What the task asks: Could you output each line of the data that follows exactly?

━━━━━ Materials provided

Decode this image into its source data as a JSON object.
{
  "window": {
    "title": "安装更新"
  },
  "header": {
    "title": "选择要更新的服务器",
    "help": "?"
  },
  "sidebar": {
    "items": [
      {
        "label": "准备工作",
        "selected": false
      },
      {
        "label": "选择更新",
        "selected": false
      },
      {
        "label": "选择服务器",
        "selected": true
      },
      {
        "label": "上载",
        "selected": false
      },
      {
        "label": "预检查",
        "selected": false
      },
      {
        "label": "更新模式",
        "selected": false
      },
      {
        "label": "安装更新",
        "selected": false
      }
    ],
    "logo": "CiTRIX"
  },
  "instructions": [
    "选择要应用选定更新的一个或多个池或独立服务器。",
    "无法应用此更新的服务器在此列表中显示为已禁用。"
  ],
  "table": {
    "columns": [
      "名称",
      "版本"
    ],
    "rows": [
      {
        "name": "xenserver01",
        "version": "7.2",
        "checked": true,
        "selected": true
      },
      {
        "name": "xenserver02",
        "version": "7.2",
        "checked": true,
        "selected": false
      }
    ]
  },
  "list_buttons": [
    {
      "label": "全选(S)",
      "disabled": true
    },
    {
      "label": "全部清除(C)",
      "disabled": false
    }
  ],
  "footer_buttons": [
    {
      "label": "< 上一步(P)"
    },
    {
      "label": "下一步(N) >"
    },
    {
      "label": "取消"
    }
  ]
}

━━━━━━━━━━

Worked solution:
Decode this image into its source data as a JSON object.
{
  "window": {
    "title": "安装更新"
  },
  "header": {
    "title": "选择要更新的服务器",
    "help": "?"
  },
  "sidebar": {
    "items": [
      {
        "label": "准备工作",
        "selected": false
      },
      {
        "label": "选择更新",
        "selected": false
      },
      {
        "label": "选择服务器",
        "selected": true
      },
      {
        "label": "上载",
        "selected": false
      },
      {
        "label": "预检查",
        "selected": false
      },
      {
        "label": "更新模式",
        "selected": false
      },
      {
        "label": "安装更新",
        "selected": false
      }
    ],
    "logo": "CiTRIX"
  },
  "instructions": [
    "选择要应用选定更新的一个或多个池或独立服务器。",
    "无法应用此更新的服务器在此列表中显示为已禁用。"
  ],
  "table": {
    "columns": [
      "名称",
      "版本"
    ],
    "rows": [
      {
        "name": "xenserver01",
        "version": "7.2",
        "checked": true,
        "selected": true
      },
      {
        "name": "xenserver02",
        "version": "7.2",
        "checked": true,
        "selected": false
      }
    ]
  },
  "list_buttons": [
    {
      "label": "全选(S)",
      "disabled": true
    },
    {
      "label": "全部清除(C)",
      "disabled": false
    }
  ],
  "footer_buttons": [
    {
      "label": "< 上一步(P)"
    },
    {
      "label": "下一步(N) >"
    },
    {
      "label": "取消"
    }
  ]
}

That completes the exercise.